EXERCISE TASK
Transcribe the records that follow in their entirety, omitting any pictures.

MATERIAL SUPPLIED
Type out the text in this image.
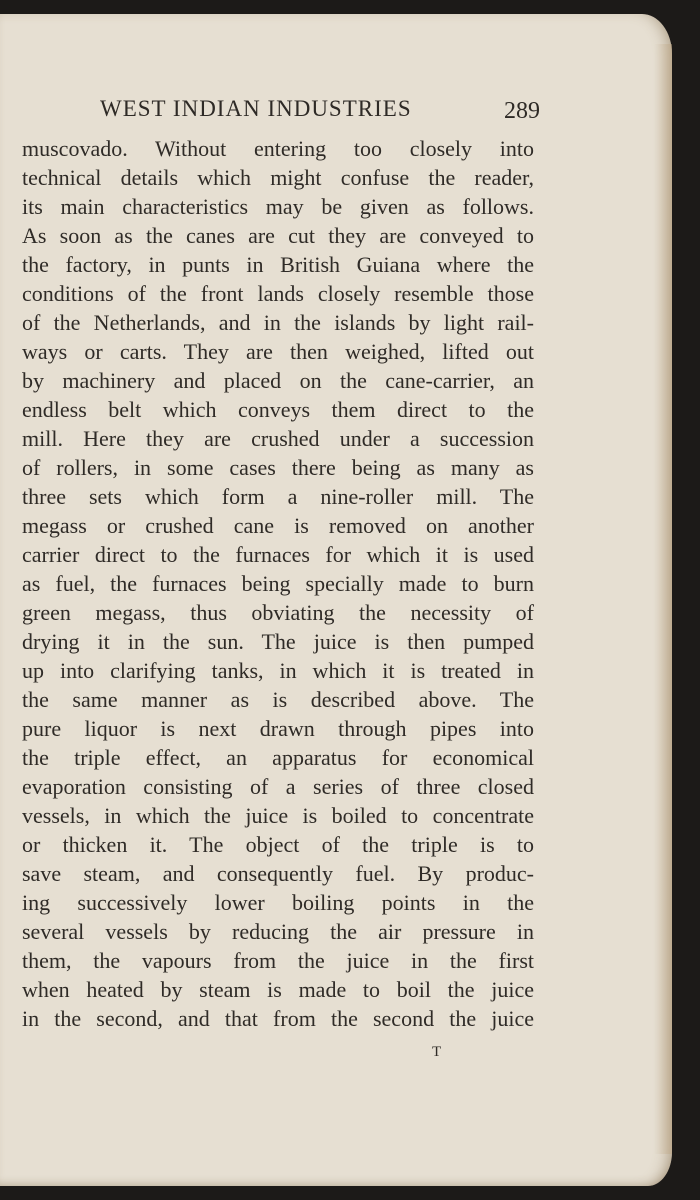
WEST INDIAN INDUSTRIES	289
muscovado. Without entering too closely into
technical details which might confuse the reader,
its main characteristics may be given as follows.
As soon as the canes are cut they are conveyed to
the factory, in punts in British Guiana where the
conditions of the front lands closely resemble those
of the Netherlands, and in the islands by light rail-
ways or carts. They are then weighed, lifted out
by machinery and placed on the cane-carrier, an
endless belt which conveys them direct to the
mill. Here they are crushed under a succession
of rollers, in some cases there being as many as
three sets which form a nine-roller mill. The
megass or crushed cane is removed on another
carrier direct to the furnaces for which it is used
as fuel, the furnaces being specially made to burn
green megass, thus obviating the necessity of
drying it in the sun. The juice is then pumped
up into clarifying tanks, in which it is treated in
the same manner as is described above. The
pure liquor is next drawn through pipes into
the triple effect, an apparatus for economical
evaporation consisting of a series of three closed
vessels, in which the juice is boiled to concentrate
or thicken it. The object of the triple is to
save steam, and consequently fuel. By produc-
ing successively lower boiling points in the
several vessels by reducing the air pressure in
them, the vapours from the juice in the first
when heated by steam is made to boil the juice
in the second, and that from the second the juice
T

EXPECTED OUTPUT
Type out the text in this image.
WEST INDIAN INDUSTRIES	289
muscovado. Without entering too closely into
technical details which might confuse the reader,
its main characteristics may be given as follows.
As soon as the canes are cut they are conveyed to
the factory, in punts in British Guiana where the
conditions of the front lands closely resemble those
of the Netherlands, and in the islands by light rail-
ways or carts. They are then weighed, lifted out
by machinery and placed on the cane-carrier, an
endless belt which conveys them direct to the
mill. Here they are crushed under a succession
of rollers, in some cases there being as many as
three sets which form a nine-roller mill. The
megass or crushed cane is removed on another
carrier direct to the furnaces for which it is used
as fuel, the furnaces being specially made to burn
green megass, thus obviating the necessity of
drying it in the sun. The juice is then pumped
up into clarifying tanks, in which it is treated in
the same manner as is described above. The
pure liquor is next drawn through pipes into
the triple effect, an apparatus for economical
evaporation consisting of a series of three closed
vessels, in which the juice is boiled to concentrate
or thicken it. The object of the triple is to
save steam, and consequently fuel. By produc-
ing successively lower boiling points in the
several vessels by reducing the air pressure in
them, the vapours from the juice in the first
when heated by steam is made to boil the juice
in the second, and that from the second the juice
T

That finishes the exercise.